Recorded data

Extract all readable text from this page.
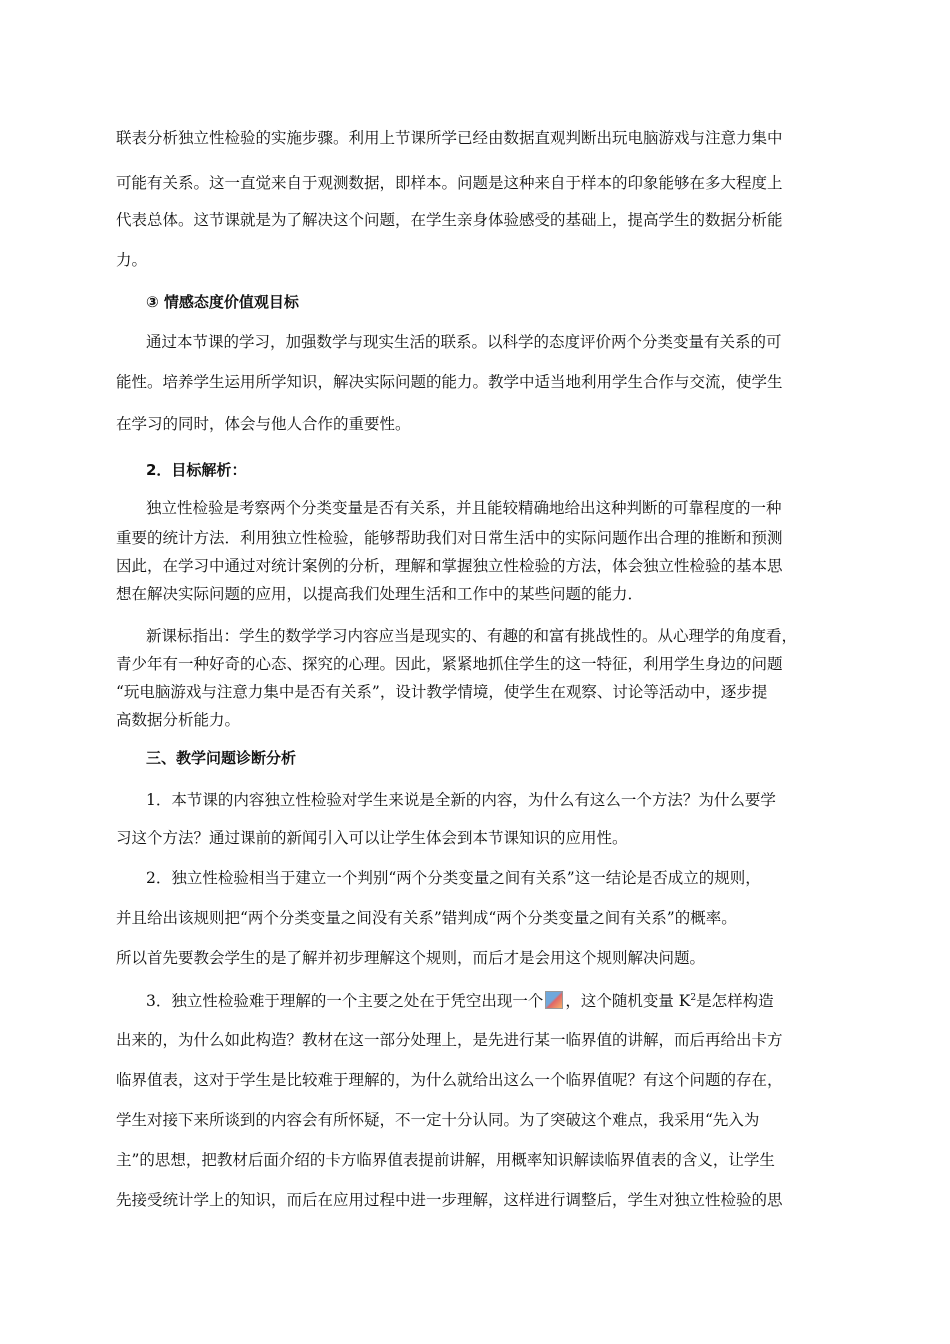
联表分析独立性检验的实施步骤。利用上节课所学已经由数据直观判断出玩电脑游戏与注意力集中
可能有关系。这一直觉来自于观测数据，即样本。问题是这种来自于样本的印象能够在多大程度上
代表总体。这节课就是为了解决这个问题，在学生亲身体验感受的基础上，提高学生的数据分析能
力。
③ 情感态度价值观目标
通过本节课的学习，加强数学与现实生活的联系。以科学的态度评价两个分类变量有关系的可
能性。培养学生运用所学知识，解决实际问题的能力。教学中适当地利用学生合作与交流，使学生
在学习的同时，体会与他人合作的重要性。
2．目标解析：
独立性检验是考察两个分类变量是否有关系，并且能较精确地给出这种判断的可靠程度的一种
重要的统计方法．利用独立性检验，能够帮助我们对日常生活中的实际问题作出合理的推断和预测
因此，在学习中通过对统计案例的分析，理解和掌握独立性检验的方法，体会独立性检验的基本思
想在解决实际问题的应用，以提高我们处理生活和工作中的某些问题的能力．
新课标指出：学生的数学学习内容应当是现实的、有趣的和富有挑战性的。从心理学的角度看，
青少年有一种好奇的心态、探究的心理。因此，紧紧地抓住学生的这一特征，利用学生身边的问题
“玩电脑游戏与注意力集中是否有关系”，设计教学情境，使学生在观察、讨论等活动中，逐步提
高数据分析能力。
三、教学问题诊断分析
1．本节课的内容独立性检验对学生来说是全新的内容，为什么有这么一个方法？为什么要学
习这个方法？通过课前的新闻引入可以让学生体会到本节课知识的应用性。
2．独立性检验相当于建立一个判别“两个分类变量之间有关系”这一结论是否成立的规则，
并且给出该规则把“两个分类变量之间没有关系”错判成“两个分类变量之间有关系”的概率。
所以首先要教会学生的是了解并初步理解这个规则，而后才是会用这个规则解决问题。
3．独立性检验难于理解的一个主要之处在于凭空出现一个 ，这个随机变量 $K^2$是怎样构造
出来的，为什么如此构造？教材在这一部分处理上，是先进行某一临界值的讲解，而后再给出卡方
临界值表，这对于学生是比较难于理解的，为什么就给出这么一个临界值呢？有这个问题的存在，
学生对接下来所谈到的内容会有所怀疑，不一定十分认同。为了突破这个难点，我采用“先入为
主”的思想，把教材后面介绍的卡方临界值表提前讲解，用概率知识解读临界值表的含义，让学生
先接受统计学上的知识，而后在应用过程中进一步理解，这样进行调整后，学生对独立性检验的思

Written instruction
Copy the records above exactly. The pictures are not part of the copy.

Correct output
Extract all readable text from this page.
联表分析独立性检验的实施步骤。利用上节课所学已经由数据直观判断出玩电脑游戏与注意力集中
可能有关系。这一直觉来自于观测数据，即样本。问题是这种来自于样本的印象能够在多大程度上
代表总体。这节课就是为了解决这个问题，在学生亲身体验感受的基础上，提高学生的数据分析能
力。
③ 情感态度价值观目标
通过本节课的学习，加强数学与现实生活的联系。以科学的态度评价两个分类变量有关系的可
能性。培养学生运用所学知识，解决实际问题的能力。教学中适当地利用学生合作与交流，使学生
在学习的同时，体会与他人合作的重要性。
2．目标解析：
独立性检验是考察两个分类变量是否有关系，并且能较精确地给出这种判断的可靠程度的一种
重要的统计方法．利用独立性检验，能够帮助我们对日常生活中的实际问题作出合理的推断和预测
因此，在学习中通过对统计案例的分析，理解和掌握独立性检验的方法，体会独立性检验的基本思
想在解决实际问题的应用，以提高我们处理生活和工作中的某些问题的能力．
新课标指出：学生的数学学习内容应当是现实的、有趣的和富有挑战性的。从心理学的角度看，
青少年有一种好奇的心态、探究的心理。因此，紧紧地抓住学生的这一特征，利用学生身边的问题
“玩电脑游戏与注意力集中是否有关系”，设计教学情境，使学生在观察、讨论等活动中，逐步提
高数据分析能力。
三、教学问题诊断分析
1．本节课的内容独立性检验对学生来说是全新的内容，为什么有这么一个方法？为什么要学
习这个方法？通过课前的新闻引入可以让学生体会到本节课知识的应用性。
2．独立性检验相当于建立一个判别“两个分类变量之间有关系”这一结论是否成立的规则，
并且给出该规则把“两个分类变量之间没有关系”错判成“两个分类变量之间有关系”的概率。
所以首先要教会学生的是了解并初步理解这个规则，而后才是会用这个规则解决问题。
3．独立性检验难于理解的一个主要之处在于凭空出现一个 ，这个随机变量 $K^2$是怎样构造
出来的，为什么如此构造？教材在这一部分处理上，是先进行某一临界值的讲解，而后再给出卡方
临界值表，这对于学生是比较难于理解的，为什么就给出这么一个临界值呢？有这个问题的存在，
学生对接下来所谈到的内容会有所怀疑，不一定十分认同。为了突破这个难点，我采用“先入为
主”的思想，把教材后面介绍的卡方临界值表提前讲解，用概率知识解读临界值表的含义，让学生
先接受统计学上的知识，而后在应用过程中进一步理解，这样进行调整后，学生对独立性检验的思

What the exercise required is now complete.